§ The task
Retype each entry below exactly as it stands.

§ Entries
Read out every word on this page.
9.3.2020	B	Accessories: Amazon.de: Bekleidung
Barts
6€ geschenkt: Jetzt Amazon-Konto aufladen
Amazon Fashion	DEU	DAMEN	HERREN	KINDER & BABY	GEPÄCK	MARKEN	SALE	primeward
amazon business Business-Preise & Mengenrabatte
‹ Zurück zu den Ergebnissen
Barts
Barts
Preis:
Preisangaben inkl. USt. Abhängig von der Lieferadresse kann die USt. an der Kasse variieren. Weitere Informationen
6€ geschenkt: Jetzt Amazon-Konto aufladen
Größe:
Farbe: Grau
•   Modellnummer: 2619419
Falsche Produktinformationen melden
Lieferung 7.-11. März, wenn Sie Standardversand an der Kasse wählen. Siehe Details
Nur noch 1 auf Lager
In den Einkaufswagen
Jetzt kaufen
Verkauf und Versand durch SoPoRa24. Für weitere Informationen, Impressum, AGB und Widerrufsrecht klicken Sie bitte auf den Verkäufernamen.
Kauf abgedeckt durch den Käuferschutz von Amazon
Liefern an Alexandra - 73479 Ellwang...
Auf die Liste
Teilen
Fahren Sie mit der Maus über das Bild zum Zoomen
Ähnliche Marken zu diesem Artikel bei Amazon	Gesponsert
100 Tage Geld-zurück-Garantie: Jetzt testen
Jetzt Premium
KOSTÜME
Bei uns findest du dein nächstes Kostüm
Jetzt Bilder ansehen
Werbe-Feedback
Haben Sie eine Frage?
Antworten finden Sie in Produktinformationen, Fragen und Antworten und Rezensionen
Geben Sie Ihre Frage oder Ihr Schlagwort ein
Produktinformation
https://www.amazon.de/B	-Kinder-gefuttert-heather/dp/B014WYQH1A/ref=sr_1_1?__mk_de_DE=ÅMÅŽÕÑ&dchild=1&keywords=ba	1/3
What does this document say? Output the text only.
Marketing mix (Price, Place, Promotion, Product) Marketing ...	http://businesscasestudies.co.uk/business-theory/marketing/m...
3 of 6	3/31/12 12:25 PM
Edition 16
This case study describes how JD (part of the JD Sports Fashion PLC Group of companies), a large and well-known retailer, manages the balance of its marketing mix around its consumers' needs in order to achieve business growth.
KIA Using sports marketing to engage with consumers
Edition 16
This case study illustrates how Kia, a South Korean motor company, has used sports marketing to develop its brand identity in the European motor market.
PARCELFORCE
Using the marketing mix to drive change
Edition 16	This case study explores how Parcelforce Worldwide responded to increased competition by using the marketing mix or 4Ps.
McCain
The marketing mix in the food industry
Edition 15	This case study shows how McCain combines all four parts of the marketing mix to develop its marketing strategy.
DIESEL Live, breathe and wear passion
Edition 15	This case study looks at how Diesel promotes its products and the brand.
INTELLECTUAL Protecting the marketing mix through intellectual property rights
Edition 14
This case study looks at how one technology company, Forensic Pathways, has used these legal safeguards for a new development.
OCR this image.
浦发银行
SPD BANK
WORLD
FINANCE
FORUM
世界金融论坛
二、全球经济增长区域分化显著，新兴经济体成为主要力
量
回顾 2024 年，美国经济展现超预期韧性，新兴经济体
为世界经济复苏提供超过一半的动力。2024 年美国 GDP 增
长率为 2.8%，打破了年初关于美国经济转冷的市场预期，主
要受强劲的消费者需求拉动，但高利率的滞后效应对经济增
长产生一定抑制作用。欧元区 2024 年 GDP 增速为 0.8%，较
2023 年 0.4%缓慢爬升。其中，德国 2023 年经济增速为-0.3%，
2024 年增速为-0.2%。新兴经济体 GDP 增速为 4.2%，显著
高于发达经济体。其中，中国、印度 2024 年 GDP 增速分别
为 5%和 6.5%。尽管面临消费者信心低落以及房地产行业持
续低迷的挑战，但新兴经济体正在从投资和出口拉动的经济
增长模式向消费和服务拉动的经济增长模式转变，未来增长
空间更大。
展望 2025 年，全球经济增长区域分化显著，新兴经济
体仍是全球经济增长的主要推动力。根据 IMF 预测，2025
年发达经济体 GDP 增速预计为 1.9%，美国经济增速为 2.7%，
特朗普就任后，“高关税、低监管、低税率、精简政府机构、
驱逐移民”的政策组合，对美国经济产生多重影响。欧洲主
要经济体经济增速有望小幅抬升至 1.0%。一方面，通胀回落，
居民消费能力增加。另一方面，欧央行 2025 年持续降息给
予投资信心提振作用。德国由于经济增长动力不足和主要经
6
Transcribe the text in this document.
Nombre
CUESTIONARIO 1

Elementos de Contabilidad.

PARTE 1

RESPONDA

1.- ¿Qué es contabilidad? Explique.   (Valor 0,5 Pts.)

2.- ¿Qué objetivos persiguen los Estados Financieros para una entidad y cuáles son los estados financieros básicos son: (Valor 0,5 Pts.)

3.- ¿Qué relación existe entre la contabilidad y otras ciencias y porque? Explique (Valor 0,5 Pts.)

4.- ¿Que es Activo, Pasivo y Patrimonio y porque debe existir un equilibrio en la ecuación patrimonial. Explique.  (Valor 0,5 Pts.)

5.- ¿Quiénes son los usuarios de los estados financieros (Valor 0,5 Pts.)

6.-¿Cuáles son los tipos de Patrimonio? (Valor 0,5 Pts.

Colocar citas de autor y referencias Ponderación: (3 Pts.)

§ Reply to the task
Read out every word on this page.
9.3.2020	B	Accessories: Amazon.de: Bekleidung
Barts
6€ geschenkt: Jetzt Amazon-Konto aufladen
Amazon Fashion	DEU	DAMEN	HERREN	KINDER & BABY	GEPÄCK	MARKEN	SALE	primeward
amazon business Business-Preise & Mengenrabatte
‹ Zurück zu den Ergebnissen
Barts
Barts
Preis:
Preisangaben inkl. USt. Abhängig von der Lieferadresse kann die USt. an der Kasse variieren. Weitere Informationen
6€ geschenkt: Jetzt Amazon-Konto aufladen
Größe:
Farbe: Grau
•   Modellnummer: 2619419
Falsche Produktinformationen melden
Lieferung 7.-11. März, wenn Sie Standardversand an der Kasse wählen. Siehe Details
Nur noch 1 auf Lager
In den Einkaufswagen
Jetzt kaufen
Verkauf und Versand durch SoPoRa24. Für weitere Informationen, Impressum, AGB und Widerrufsrecht klicken Sie bitte auf den Verkäufernamen.
Kauf abgedeckt durch den Käuferschutz von Amazon
Liefern an Alexandra - 73479 Ellwang...
Auf die Liste
Teilen
Fahren Sie mit der Maus über das Bild zum Zoomen
Ähnliche Marken zu diesem Artikel bei Amazon	Gesponsert
100 Tage Geld-zurück-Garantie: Jetzt testen
Jetzt Premium
KOSTÜME
Bei uns findest du dein nächstes Kostüm
Jetzt Bilder ansehen
Werbe-Feedback
Haben Sie eine Frage?
Antworten finden Sie in Produktinformationen, Fragen und Antworten und Rezensionen
Geben Sie Ihre Frage oder Ihr Schlagwort ein
Produktinformation
https://www.amazon.de/B	-Kinder-gefuttert-heather/dp/B014WYQH1A/ref=sr_1_1?__mk_de_DE=ÅMÅŽÕÑ&dchild=1&keywords=ba	1/3
What does this document say? Output the text only.
Marketing mix (Price, Place, Promotion, Product) Marketing ...	http://businesscasestudies.co.uk/business-theory/marketing/m...
3 of 6	3/31/12 12:25 PM
Edition 16
This case study describes how JD (part of the JD Sports Fashion PLC Group of companies), a large and well-known retailer, manages the balance of its marketing mix around its consumers' needs in order to achieve business growth.
KIA Using sports marketing to engage with consumers
Edition 16
This case study illustrates how Kia, a South Korean motor company, has used sports marketing to develop its brand identity in the European motor market.
PARCELFORCE
Using the marketing mix to drive change
Edition 16	This case study explores how Parcelforce Worldwide responded to increased competition by using the marketing mix or 4Ps.
McCain
The marketing mix in the food industry
Edition 15	This case study shows how McCain combines all four parts of the marketing mix to develop its marketing strategy.
DIESEL Live, breathe and wear passion
Edition 15	This case study looks at how Diesel promotes its products and the brand.
INTELLECTUAL Protecting the marketing mix through intellectual property rights
Edition 14
This case study looks at how one technology company, Forensic Pathways, has used these legal safeguards for a new development.
OCR this image.
浦发银行
SPD BANK
WORLD
FINANCE
FORUM
世界金融论坛
二、全球经济增长区域分化显著，新兴经济体成为主要力
量
回顾 2024 年，美国经济展现超预期韧性，新兴经济体
为世界经济复苏提供超过一半的动力。2024 年美国 GDP 增
长率为 2.8%，打破了年初关于美国经济转冷的市场预期，主
要受强劲的消费者需求拉动，但高利率的滞后效应对经济增
长产生一定抑制作用。欧元区 2024 年 GDP 增速为 0.8%，较
2023 年 0.4%缓慢爬升。其中，德国 2023 年经济增速为-0.3%，
2024 年增速为-0.2%。新兴经济体 GDP 增速为 4.2%，显著
高于发达经济体。其中，中国、印度 2024 年 GDP 增速分别
为 5%和 6.5%。尽管面临消费者信心低落以及房地产行业持
续低迷的挑战，但新兴经济体正在从投资和出口拉动的经济
增长模式向消费和服务拉动的经济增长模式转变，未来增长
空间更大。
展望 2025 年，全球经济增长区域分化显著，新兴经济
体仍是全球经济增长的主要推动力。根据 IMF 预测，2025
年发达经济体 GDP 增速预计为 1.9%，美国经济增速为 2.7%，
特朗普就任后，“高关税、低监管、低税率、精简政府机构、
驱逐移民”的政策组合，对美国经济产生多重影响。欧洲主
要经济体经济增速有望小幅抬升至 1.0%。一方面，通胀回落，
居民消费能力增加。另一方面，欧央行 2025 年持续降息给
予投资信心提振作用。德国由于经济增长动力不足和主要经
6
Transcribe the text in this document.
Nombre
CUESTIONARIO 1

Elementos de Contabilidad.

PARTE 1

RESPONDA

1.- ¿Qué es contabilidad? Explique.   (Valor 0,5 Pts.)

2.- ¿Qué objetivos persiguen los Estados Financieros para una entidad y cuáles son los estados financieros básicos son: (Valor 0,5 Pts.)

3.- ¿Qué relación existe entre la contabilidad y otras ciencias y porque? Explique (Valor 0,5 Pts.)

4.- ¿Que es Activo, Pasivo y Patrimonio y porque debe existir un equilibrio en la ecuación patrimonial. Explique.  (Valor 0,5 Pts.)

5.- ¿Quiénes son los usuarios de los estados financieros (Valor 0,5 Pts.)

6.-¿Cuáles son los tipos de Patrimonio? (Valor 0,5 Pts.

Colocar citas de autor y referencias Ponderación: (3 Pts.)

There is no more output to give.